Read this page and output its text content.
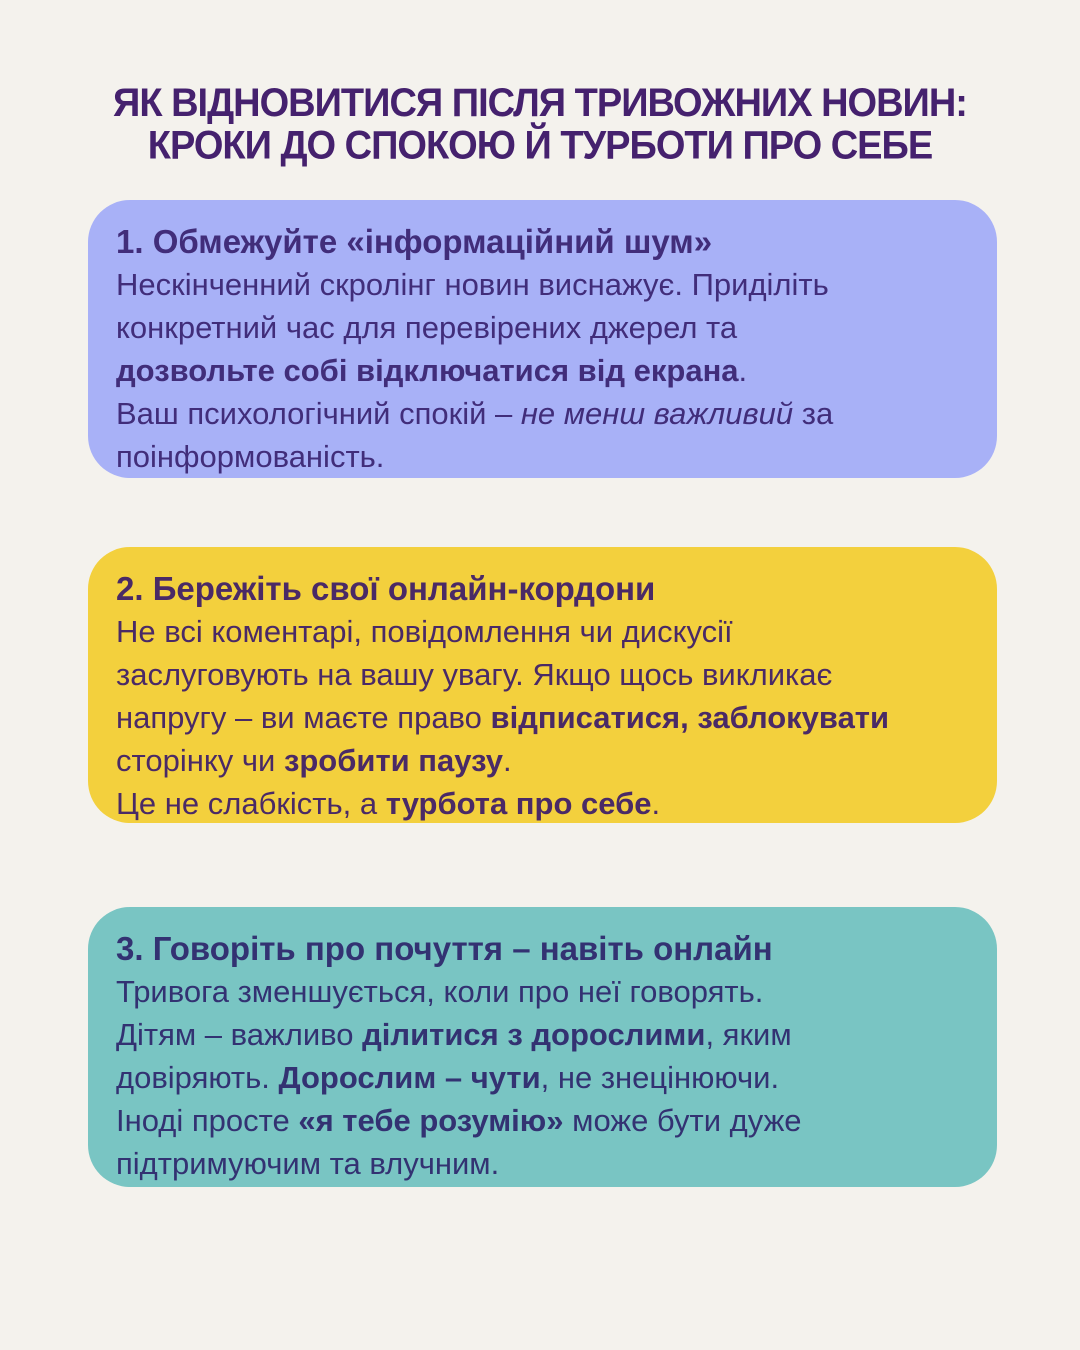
ЯК ВІДНОВИТИСЯ ПІСЛЯ ТРИВОЖНИХ НОВИН:
КРОКИ ДО СПОКОЮ Й ТУРБОТИ ПРО СЕБЕ
1. Обмежуйте «інформаційний шум»
Нескінченний скролінг новин виснажує. Приділіть
конкретний час для перевірених джерел та
дозвольте собі відключатися від екрана.
Ваш психологічний спокій – не менш важливий за
поінформованість.
2. Бережіть свої онлайн-кордони
Не всі коментарі, повідомлення чи дискусії
заслуговують на вашу увагу. Якщо щось викликає
напругу – ви маєте право відписатися, заблокувати
сторінку чи зробити паузу.
Це не слабкість, а турбота про себе.
3. Говоріть про почуття – навіть онлайн
Тривога зменшується, коли про неї говорять.
Дітям – важливо ділитися з дорослими, яким
довіряють. Дорослим – чути, не знецінюючи.
Іноді просте «я тебе розумію» може бути дуже
підтримуючим та влучним.
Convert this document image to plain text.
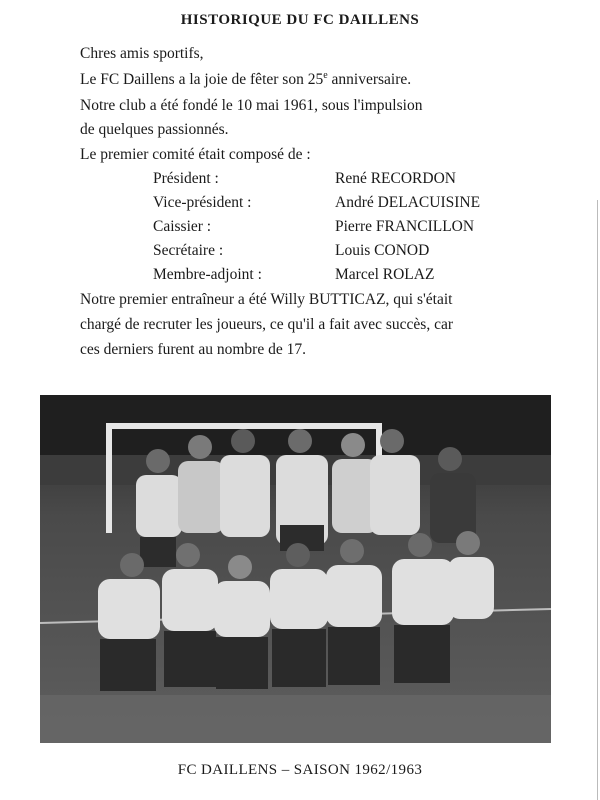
HISTORIQUE DU FC DAILLENS
Chres amis sportifs,
Le FC Daillens a la joie de fêter son 25e anniversaire.
Notre club a été fondé le 10 mai 1961, sous l'impulsion
de quelques passionnés.
Le premier comité était composé de :
Président :	René RECORDON
Vice-président :	André DELACUISINE
Caissier :	Pierre FRANCILLON
Secrétaire :	Louis CONOD
Membre-adjoint :	Marcel ROLAZ
Notre premier entraîneur a été Willy BUTTICAZ, qui s'était
chargé de recruter les joueurs, ce qu'il a fait avec succès, car
ces derniers furent au nombre de 17.
FC DAILLENS – SAISON 1962/1963
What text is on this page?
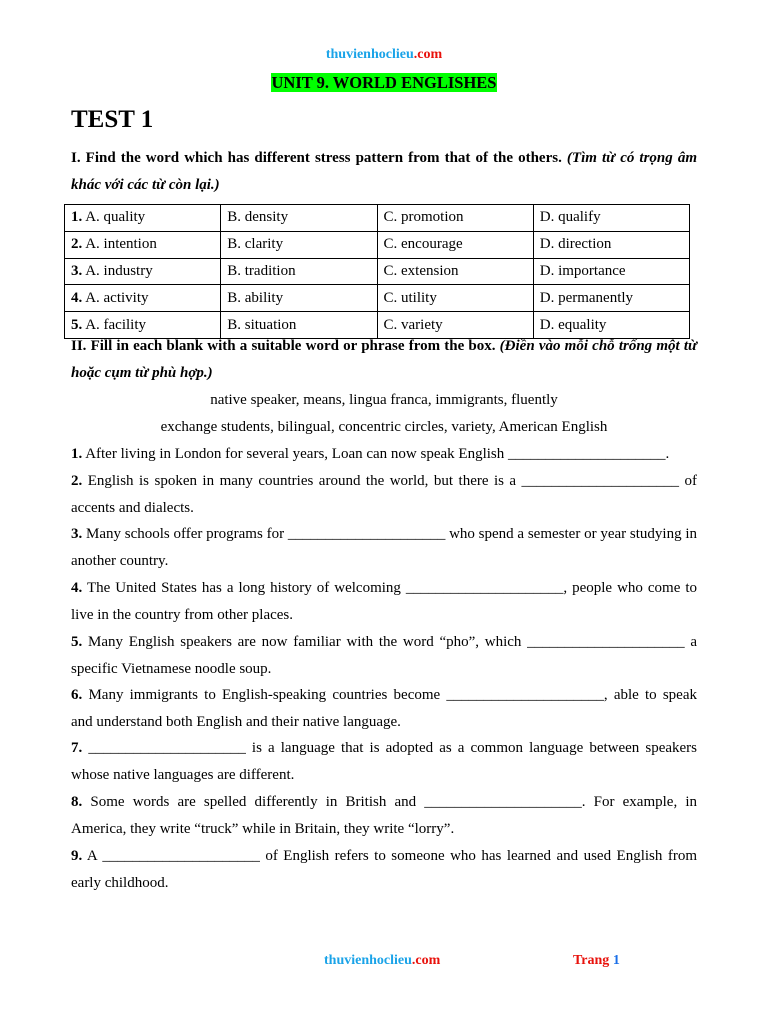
thuvienhoclieu.com
UNIT 9. WORLD ENGLISHES
TEST 1
I. Find the word which has different stress pattern from that of the others. (Tìm từ có trọng âm khác với các từ còn lại.)
1. A. quality	B. density	C. promotion	D. qualify
2. A. intention	B. clarity	C. encourage	D. direction
3. A. industry	B. tradition	C. extension	D. importance
4. A. activity	B. ability	C. utility	D. permanently
5. A. facility	B. situation	C. variety	D. equality
II. Fill in each blank with a suitable word or phrase from the box. (Điền vào mỗi chỗ trống một từ hoặc cụm từ phù hợp.)
native speaker, means, lingua franca, immigrants, fluently
exchange students, bilingual, concentric circles, variety, American English
1. After living in London for several years, Loan can now speak English _____________________.
2. English is spoken in many countries around the world, but there is a _____________________ of accents and dialects.
3. Many schools offer programs for _____________________ who spend a semester or year studying in another country.
4. The United States has a long history of welcoming _____________________, people who come to live in the country from other places.
5. Many English speakers are now familiar with the word “pho”, which _____________________ a specific Vietnamese noodle soup.
6. Many immigrants to English-speaking countries become _____________________, able to speak and understand both English and their native language.
7. _____________________ is a language that is adopted as a common language between speakers whose native languages are different.
8. Some words are spelled differently in British and _____________________. For example, in America, they write “truck” while in Britain, they write “lorry”.
9. A _____________________ of English refers to someone who has learned and used English from early childhood.
thuvienhoclieu.com	Trang 1
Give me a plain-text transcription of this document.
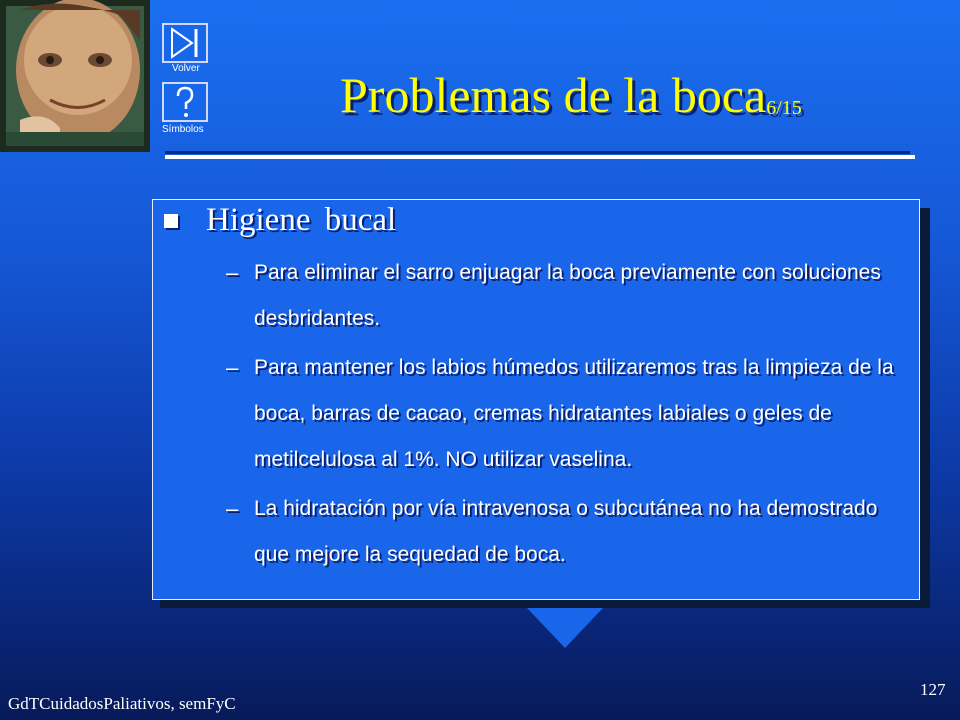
Volver
Símbolos
Problemas de la boca$_{6/15}$
Higiene bucal
– Para eliminar el sarro enjuagar la boca previamente con soluciones desbridantes.
– Para mantener los labios húmedos utilizaremos tras la limpieza de la boca, barras de cacao, cremas hidratantes labiales o geles de metilcelulosa al 1%. NO utilizar vaselina.
– La hidratación por vía intravenosa o subcutánea no ha demostrado que mejore la sequedad de boca.
GdTCuidadosPaliativos, semFyC
127
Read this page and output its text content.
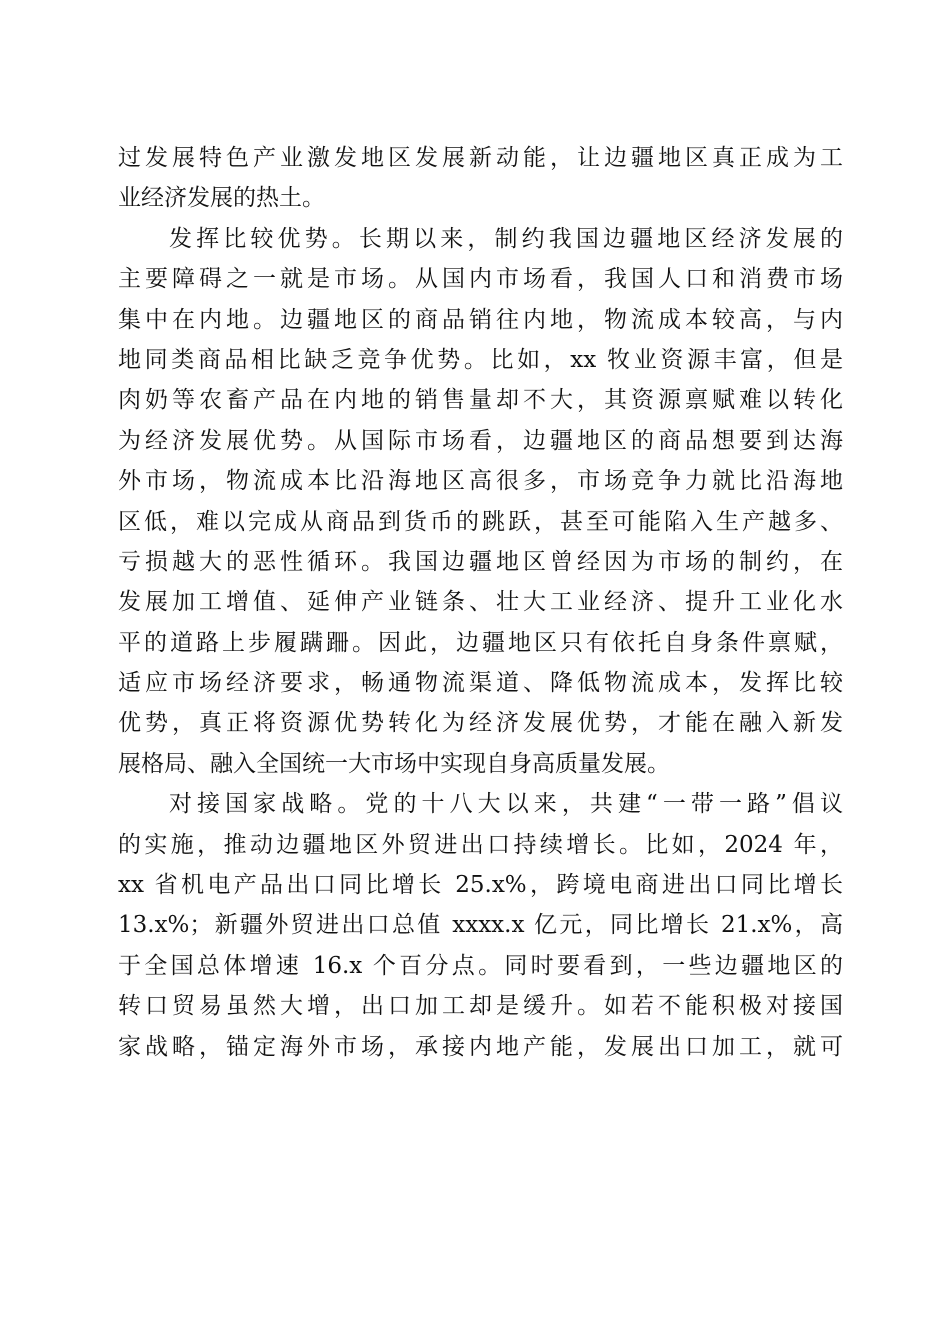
过发展特色产业激发地区发展新动能，让边疆地区真正成为工
业经济发展的热土。
发挥比较优势。长期以来，制约我国边疆地区经济发展的
主要障碍之一就是市场。从国内市场看，我国人口和消费市场
集中在内地。边疆地区的商品销往内地，物流成本较高，与内
地同类商品相比缺乏竞争优势。比如，xx 牧业资源丰富，但是
肉奶等农畜产品在内地的销售量却不大，其资源禀赋难以转化
为经济发展优势。从国际市场看，边疆地区的商品想要到达海
外市场，物流成本比沿海地区高很多，市场竞争力就比沿海地
区低，难以完成从商品到货币的跳跃，甚至可能陷入生产越多、
亏损越大的恶性循环。我国边疆地区曾经因为市场的制约，在
发展加工增值、延伸产业链条、壮大工业经济、提升工业化水
平的道路上步履蹒跚。因此，边疆地区只有依托自身条件禀赋，
适应市场经济要求，畅通物流渠道、降低物流成本，发挥比较
优势，真正将资源优势转化为经济发展优势，才能在融入新发
展格局、融入全国统一大市场中实现自身高质量发展。
对接国家战略。党的十八大以来，共建“一带一路”倡议
的实施，推动边疆地区外贸进出口持续增长。比如，2024 年，
xx 省机电产品出口同比增长 25.x%，跨境电商进出口同比增长
13.x%；新疆外贸进出口总值 xxxx.x 亿元，同比增长 21.x%，高
于全国总体增速 16.x 个百分点。同时要看到，一些边疆地区的
转口贸易虽然大增，出口加工却是缓升。如若不能积极对接国
家战略，锚定海外市场，承接内地产能，发展出口加工，就可
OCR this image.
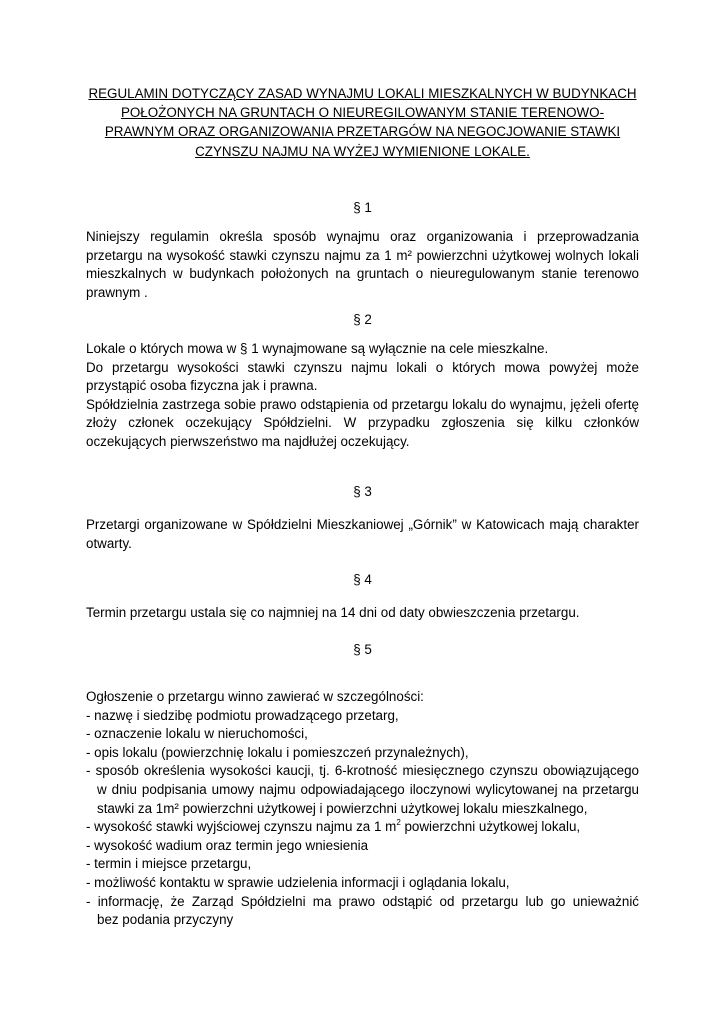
REGULAMIN DOTYCZĄCY ZASAD WYNAJMU LOKALI MIESZKALNYCH W BUDYNKACH
POŁOŻONYCH NA GRUNTACH O NIEUREGILOWANYM STANIE TERENOWO-
PRAWNYM ORAZ ORGANIZOWANIA PRZETARGÓW NA NEGOCJOWANIE STAWKI
CZYNSZU NAJMU NA WYŻEJ WYMIENIONE LOKALE.
§ 1
Niniejszy regulamin określa sposób wynajmu oraz organizowania i przeprowadzania
przetargu na wysokość stawki czynszu najmu za 1 m² powierzchni użytkowej wolnych lokali
mieszkalnych w budynkach położonych na gruntach o nieuregulowanym stanie terenowo
prawnym .
§ 2
Lokale o których mowa w § 1 wynajmowane są wyłącznie na cele mieszkalne.
Do przetargu wysokości stawki czynszu najmu lokali o których mowa powyżej może
przystąpić osoba fizyczna jak i prawna.
Spółdzielnia zastrzega sobie prawo odstąpienia od przetargu lokalu do wynajmu, jężeli ofertę
złoży członek oczekujący Spółdzielni. W przypadku zgłoszenia się kilku członków
oczekujących pierwszeństwo ma najdłużej oczekujący.
§ 3
Przetargi organizowane w Spółdzielni Mieszkaniowej „Górnik” w Katowicach mają charakter
otwarty.
§ 4
Termin przetargu ustala się co najmniej na 14 dni od daty obwieszczenia przetargu.
§ 5
Ogłoszenie o przetargu winno zawierać w szczególności:
- nazwę i siedzibę podmiotu prowadzącego przetarg,
- oznaczenie lokalu w nieruchomości,
- opis lokalu (powierzchnię lokalu i pomieszczeń przynależnych),
- sposób określenia wysokości kaucji, tj. 6-krotność miesięcznego czynszu obowiązującego
w dniu podpisania umowy najmu odpowiadającego iloczynowi wylicytowanej na przetargu
stawki za 1m² powierzchni użytkowej i powierzchni użytkowej lokalu mieszkalnego,
- wysokość stawki wyjściowej czynszu najmu za 1 $m^2$ powierzchni użytkowej lokalu,
- wysokość wadium oraz termin jego wniesienia
- termin i miejsce przetargu,
- możliwość kontaktu w sprawie udzielenia informacji i oglądania lokalu,
- informację, że Zarząd Spółdzielni ma prawo odstąpić od przetargu lub go unieważnić
bez podania przyczyny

--------

### What you have to do
Pictures in the records above are not copied; print everything else exactly.

### Final result
Read this page and output its text content.
ЯК ВІДНОВИТИСЯ ПІСЛЯ ТРИВОЖНИХ НОВИН:
КРОКИ ДО СПОКОЮ Й ТУРБОТИ ПРО СЕБЕ
1. Обмежуйте «інформаційний шум»
Нескінченний скролінг новин виснажує. Приділіть
конкретний час для перевірених джерел та
дозвольте собі відключатися від екрана.
Ваш психологічний спокій – не менш важливий за
поінформованість.
2. Бережіть свої онлайн-кордони
Не всі коментарі, повідомлення чи дискусії
заслуговують на вашу увагу. Якщо щось викликає
напругу – ви маєте право відписатися, заблокувати
сторінку чи зробити паузу.
Це не слабкість, а турбота про себе.
3. Говоріть про почуття – навіть онлайн
Тривога зменшується, коли про неї говорять.
Дітям – важливо ділитися з дорослими, яким
довіряють. Дорослим – чути, не знецінюючи.
Іноді просте «я тебе розумію» може бути дуже
підтримуючим та влучним.
Convert this document image to plain text.
HISTORIQUE DU FC DAILLENS
Chres amis sportifs,
Le FC Daillens a la joie de fêter son 25e anniversaire.
Notre club a été fondé le 10 mai 1961, sous l'impulsion
de quelques passionnés.
Le premier comité était composé de :
Président :	René RECORDON
Vice-président :	André DELACUISINE
Caissier :	Pierre FRANCILLON
Secrétaire :	Louis CONOD
Membre-adjoint :	Marcel ROLAZ
Notre premier entraîneur a été Willy BUTTICAZ, qui s'était
chargé de recruter les joueurs, ce qu'il a fait avec succès, car
ces derniers furent au nombre de 17.
FC DAILLENS – SAISON 1962/1963
What text is on this page?
thuvienhoclieu.com
UNIT 9. WORLD ENGLISHES
TEST 1
I. Find the word which has different stress pattern from that of the others. (Tìm từ có trọng âm khác với các từ còn lại.)
1. A. quality	B. density	C. promotion	D. qualify
2. A. intention	B. clarity	C. encourage	D. direction
3. A. industry	B. tradition	C. extension	D. importance
4. A. activity	B. ability	C. utility	D. permanently
5. A. facility	B. situation	C. variety	D. equality
II. Fill in each blank with a suitable word or phrase from the box. (Điền vào mỗi chỗ trống một từ hoặc cụm từ phù hợp.)
native speaker, means, lingua franca, immigrants, fluently
exchange students, bilingual, concentric circles, variety, American English
1. After living in London for several years, Loan can now speak English _____________________.
2. English is spoken in many countries around the world, but there is a _____________________ of accents and dialects.
3. Many schools offer programs for _____________________ who spend a semester or year studying in another country.
4. The United States has a long history of welcoming _____________________, people who come to live in the country from other places.
5. Many English speakers are now familiar with the word “pho”, which _____________________ a specific Vietnamese noodle soup.
6. Many immigrants to English-speaking countries become _____________________, able to speak and understand both English and their native language.
7. _____________________ is a language that is adopted as a common language between speakers whose native languages are different.
8. Some words are spelled differently in British and _____________________. For example, in America, they write “truck” while in Britain, they write “lorry”.
9. A _____________________ of English refers to someone who has learned and used English from early childhood.
thuvienhoclieu.com	Trang 1
Give me a plain-text transcription of this document.
Volver
Símbolos
Problemas de la boca$_{6/15}$
Higiene bucal
– Para eliminar el sarro enjuagar la boca previamente con soluciones desbridantes.
– Para mantener los labios húmedos utilizaremos tras la limpieza de la boca, barras de cacao, cremas hidratantes labiales o geles de metilcelulosa al 1%. NO utilizar vaselina.
– La hidratación por vía intravenosa o subcutánea no ha demostrado que mejore la sequedad de boca.
GdTCuidadosPaliativos, semFyC
127
Read this page and output its text content.
过发展特色产业激发地区发展新动能，让边疆地区真正成为工
业经济发展的热土。
发挥比较优势。长期以来，制约我国边疆地区经济发展的
主要障碍之一就是市场。从国内市场看，我国人口和消费市场
集中在内地。边疆地区的商品销往内地，物流成本较高，与内
地同类商品相比缺乏竞争优势。比如，xx 牧业资源丰富，但是
肉奶等农畜产品在内地的销售量却不大，其资源禀赋难以转化
为经济发展优势。从国际市场看，边疆地区的商品想要到达海
外市场，物流成本比沿海地区高很多，市场竞争力就比沿海地
区低，难以完成从商品到货币的跳跃，甚至可能陷入生产越多、
亏损越大的恶性循环。我国边疆地区曾经因为市场的制约，在
发展加工增值、延伸产业链条、壮大工业经济、提升工业化水
平的道路上步履蹒跚。因此，边疆地区只有依托自身条件禀赋，
适应市场经济要求，畅通物流渠道、降低物流成本，发挥比较
优势，真正将资源优势转化为经济发展优势，才能在融入新发
展格局、融入全国统一大市场中实现自身高质量发展。
对接国家战略。党的十八大以来，共建“一带一路”倡议
的实施，推动边疆地区外贸进出口持续增长。比如，2024 年，
xx 省机电产品出口同比增长 25.x%，跨境电商进出口同比增长
13.x%；新疆外贸进出口总值 xxxx.x 亿元，同比增长 21.x%，高
于全国总体增速 16.x 个百分点。同时要看到，一些边疆地区的
转口贸易虽然大增，出口加工却是缓升。如若不能积极对接国
家战略，锚定海外市场，承接内地产能，发展出口加工，就可
OCR this image.
REGULAMIN DOTYCZĄCY ZASAD WYNAJMU LOKALI MIESZKALNYCH W BUDYNKACH
POŁOŻONYCH NA GRUNTACH O NIEUREGILOWANYM STANIE TERENOWO-
PRAWNYM ORAZ ORGANIZOWANIA PRZETARGÓW NA NEGOCJOWANIE STAWKI
CZYNSZU NAJMU NA WYŻEJ WYMIENIONE LOKALE.
§ 1
Niniejszy regulamin określa sposób wynajmu oraz organizowania i przeprowadzania
przetargu na wysokość stawki czynszu najmu za 1 m² powierzchni użytkowej wolnych lokali
mieszkalnych w budynkach położonych na gruntach o nieuregulowanym stanie terenowo
prawnym .
§ 2
Lokale o których mowa w § 1 wynajmowane są wyłącznie na cele mieszkalne.
Do przetargu wysokości stawki czynszu najmu lokali o których mowa powyżej może
przystąpić osoba fizyczna jak i prawna.
Spółdzielnia zastrzega sobie prawo odstąpienia od przetargu lokalu do wynajmu, jężeli ofertę
złoży członek oczekujący Spółdzielni. W przypadku zgłoszenia się kilku członków
oczekujących pierwszeństwo ma najdłużej oczekujący.
§ 3
Przetargi organizowane w Spółdzielni Mieszkaniowej „Górnik” w Katowicach mają charakter
otwarty.
§ 4
Termin przetargu ustala się co najmniej na 14 dni od daty obwieszczenia przetargu.
§ 5
Ogłoszenie o przetargu winno zawierać w szczególności:
- nazwę i siedzibę podmiotu prowadzącego przetarg,
- oznaczenie lokalu w nieruchomości,
- opis lokalu (powierzchnię lokalu i pomieszczeń przynależnych),
- sposób określenia wysokości kaucji, tj. 6-krotność miesięcznego czynszu obowiązującego
w dniu podpisania umowy najmu odpowiadającego iloczynowi wylicytowanej na przetargu
stawki za 1m² powierzchni użytkowej i powierzchni użytkowej lokalu mieszkalnego,
- wysokość stawki wyjściowej czynszu najmu za 1 $m^2$ powierzchni użytkowej lokalu,
- wysokość wadium oraz termin jego wniesienia
- termin i miejsce przetargu,
- możliwość kontaktu w sprawie udzielenia informacji i oglądania lokalu,
- informację, że Zarząd Spółdzielni ma prawo odstąpić od przetargu lub go unieważnić
bez podania przyczyny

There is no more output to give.